_To do_
Reproduce all of the data exactly.

___

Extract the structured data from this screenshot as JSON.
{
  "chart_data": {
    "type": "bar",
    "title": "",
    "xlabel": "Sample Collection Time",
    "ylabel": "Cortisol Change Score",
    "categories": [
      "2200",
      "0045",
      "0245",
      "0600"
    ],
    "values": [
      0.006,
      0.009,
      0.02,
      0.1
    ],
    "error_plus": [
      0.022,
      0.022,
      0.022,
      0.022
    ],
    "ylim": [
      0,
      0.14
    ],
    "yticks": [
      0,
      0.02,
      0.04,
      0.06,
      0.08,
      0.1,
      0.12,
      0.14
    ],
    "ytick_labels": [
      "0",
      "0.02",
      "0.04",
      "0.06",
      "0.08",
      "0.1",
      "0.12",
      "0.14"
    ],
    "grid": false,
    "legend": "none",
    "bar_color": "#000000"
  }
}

___

_Solution_
Extract the structured data from this screenshot as JSON.
{
  "chart_data": {
    "type": "bar",
    "title": "",
    "xlabel": "Sample Collection Time",
    "ylabel": "Cortisol Change Score",
    "categories": [
      "2200",
      "0045",
      "0245",
      "0600"
    ],
    "values": [
      0.006,
      0.009,
      0.02,
      0.1
    ],
    "error_plus": [
      0.022,
      0.022,
      0.022,
      0.022
    ],
    "ylim": [
      0,
      0.14
    ],
    "yticks": [
      0,
      0.02,
      0.04,
      0.06,
      0.08,
      0.1,
      0.12,
      0.14
    ],
    "ytick_labels": [
      "0",
      "0.02",
      "0.04",
      "0.06",
      "0.08",
      "0.1",
      "0.12",
      "0.14"
    ],
    "grid": false,
    "legend": "none",
    "bar_color": "#000000"
  }
}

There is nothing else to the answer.